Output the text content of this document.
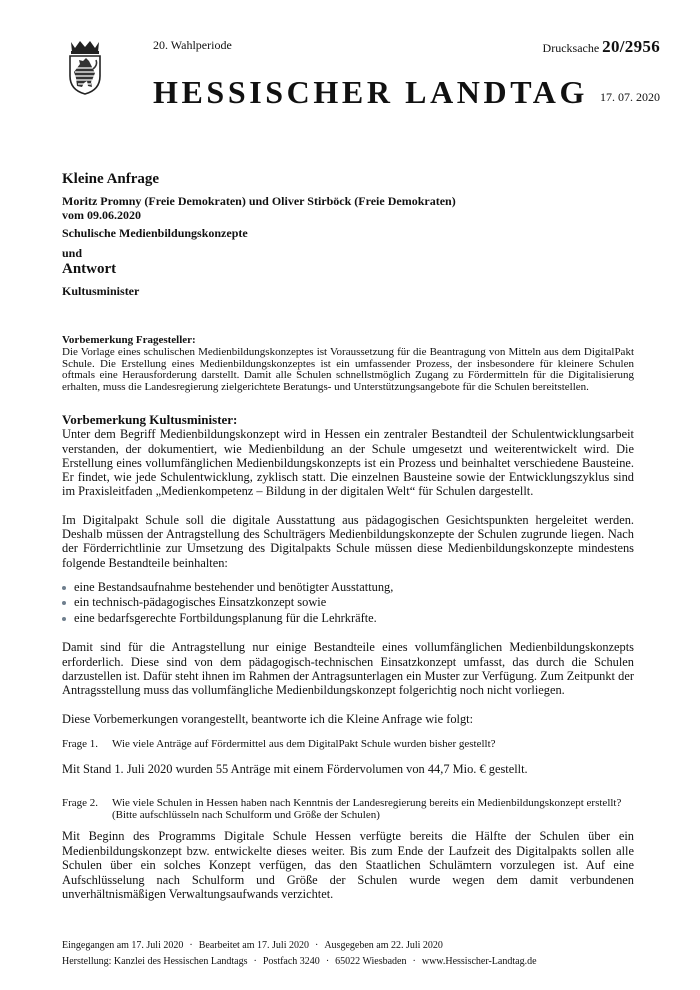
20. Wahlperiode	Drucksache 20/2956
HESSISCHER LANDTAG 17. 07. 2020
Kleine Anfrage
Moritz Promny (Freie Demokraten) und Oliver Stirböck (Freie Demokraten)
vom 09.06.2020
Schulische Medienbildungskonzepte
und
Antwort
Kultusminister
Vorbemerkung Fragesteller:
Die Vorlage eines schulischen Medienbildungskonzeptes ist Voraussetzung für die Beantragung von Mitteln aus dem DigitalPakt Schule. Die Erstellung eines Medienbildungskonzeptes ist ein umfassender Prozess, der insbesondere für kleinere Schulen oftmals eine Herausforderung darstellt. Damit alle Schulen schnellstmöglich Zugang zu Fördermitteln für die Digitalisierung erhalten, muss die Landesregierung zielgerichtete Beratungs- und Unterstützungsangebote für die Schulen bereitstellen.

Vorbemerkung Kultusminister:

Unter dem Begriff Medienbildungskonzept wird in Hessen ein zentraler Bestandteil der Schulentwicklungsarbeit verstanden, der dokumentiert, wie Medienbildung an der Schule umgesetzt und weiterentwickelt wird. Die Erstellung eines vollumfänglichen Medienbildungskonzepts ist ein Prozess und beinhaltet verschiedene Bausteine. Er findet, wie jede Schulentwicklung, zyklisch statt. Die einzelnen Bausteine sowie der Entwicklungszyklus sind im Praxisleitfaden „Medienkompetenz – Bildung in der digitalen Welt“ für Schulen dargestellt.

Im Digitalpakt Schule soll die digitale Ausstattung aus pädagogischen Gesichtspunkten hergeleitet werden. Deshalb müssen der Antragstellung des Schulträgers Medienbildungskonzepte der Schulen zugrunde liegen. Nach der Förderrichtlinie zur Umsetzung des Digitalpakts Schule müssen diese Medienbildungskonzepte mindestens folgende Bestandteile beinhalten:

eine Bestandsaufnahme bestehender und benötigter Ausstattung,
ein technisch-pädagogisches Einsatzkonzept sowie
eine bedarfsgerechte Fortbildungsplanung für die Lehrkräfte.

Damit sind für die Antragstellung nur einige Bestandteile eines vollumfänglichen Medienbildungskonzepts erforderlich. Diese sind von dem pädagogisch-technischen Einsatzkonzept umfasst, das durch die Schulen darzustellen ist. Dafür steht ihnen im Rahmen der Antragsunterlagen ein Muster zur Verfügung. Zum Zeitpunkt der Antragsstellung muss das vollumfängliche Medienbildungskonzept folgerichtig noch nicht vorliegen.

Diese Vorbemerkungen vorangestellt, beantworte ich die Kleine Anfrage wie folgt:

Frage 1.	Wie viele Anträge auf Fördermittel aus dem DigitalPakt Schule wurden bisher gestellt?
Mit Stand 1. Juli 2020 wurden 55 Anträge mit einem Fördervolumen von 44,7 Mio. € gestellt.
Frage 2.	Wie viele Schulen in Hessen haben nach Kenntnis der Landesregierung bereits ein Medienbildungskonzept erstellt? (Bitte aufschlüsseln nach Schulform und Größe der Schulen)
Mit Beginn des Programms Digitale Schule Hessen verfügte bereits die Hälfte der Schulen über ein Medienbildungskonzept bzw. entwickelte dieses weiter. Bis zum Ende der Laufzeit des Digitalpakts sollen alle Schulen über ein solches Konzept verfügen, das den Staatlichen Schulämtern vorzulegen ist. Auf eine Aufschlüsselung nach Schulform und Größe der Schulen wurde wegen dem damit verbundenen unverhältnismäßigen Verwaltungsaufwands verzichtet.
Eingegangen am 17. Juli 2020 · Bearbeitet am 17. Juli 2020 · Ausgegeben am 22. Juli 2020
Herstellung: Kanzlei des Hessischen Landtags · Postfach 3240 · 65022 Wiesbaden · www.Hessischer-Landtag.de
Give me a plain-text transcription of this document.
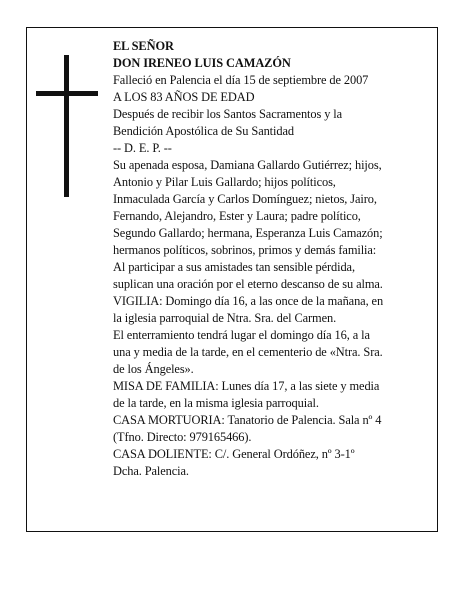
EL SEÑOR

DON IRENEO LUIS CAMAZÓN

Falleció en Palencia el día 15 de septiembre de 2007

A LOS 83 AÑOS DE EDAD

Después de recibir los Santos Sacramentos y la

Bendición Apostólica de Su Santidad

-- D. E. P. --

Su apenada esposa, Damiana Gallardo Gutiérrez; hijos,

Antonio y Pilar Luis Gallardo; hijos políticos,

Inmaculada García y Carlos Domínguez; nietos, Jairo,

Fernando, Alejandro, Ester y Laura; padre político,

Segundo Gallardo; hermana, Esperanza Luis Camazón;

hermanos políticos, sobrinos, primos y demás familia:

Al participar a sus amistades tan sensible pérdida,

suplican una oración por el eterno descanso de su alma.

VIGILIA: Domingo día 16, a las once de la mañana, en

la iglesia parroquial de Ntra. Sra. del Carmen.

El enterramiento tendrá lugar el domingo día 16, a la

una y media de la tarde, en el cementerio de «Ntra. Sra.

de los Ángeles».

MISA DE FAMILIA: Lunes día 17, a las siete y media

de la tarde, en la misma iglesia parroquial.

CASA MORTUORIA: Tanatorio de Palencia. Sala nº 4

(Tfno. Directo: 979165466).

CASA DOLIENTE: C/. General Ordóñez, nº 3-1º

Dcha. Palencia.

○ ○ ○ ○

__Work instructions__. Check the data for the word "sind" and pull out the lines that have it.

__Solution below__.
Unter dem Begriff Medienbildungskonzept wird in Hessen ein zentraler Bestandteil der Schulentwicklungsarbeit verstanden, der dokumentiert, wie Medienbildung an der Schule umgesetzt und weiterentwickelt wird. Die Erstellung eines vollumfänglichen Medienbildungskonzepts ist ein Prozess und beinhaltet verschiedene Bausteine. Er findet, wie jede Schulentwicklung, zyklisch statt. Die einzelnen Bausteine sowie der Entwicklungszyklus sind im Praxisleitfaden „Medienkompetenz – Bildung in der digitalen Welt“ für Schulen dargestellt.
Damit sind für die Antragstellung nur einige Bestandteile eines vollumfänglichen Medienbildungskonzepts erforderlich. Diese sind von dem pädagogisch-technischen Einsatzkonzept umfasst, das durch die Schulen darzustellen ist. Dafür steht ihnen im Rahmen der Antragsunterlagen ein Muster zur Verfügung. Zum Zeitpunkt der Antragsstellung muss das vollumfängliche Medienbildungskonzept folgerichtig noch nicht vorliegen.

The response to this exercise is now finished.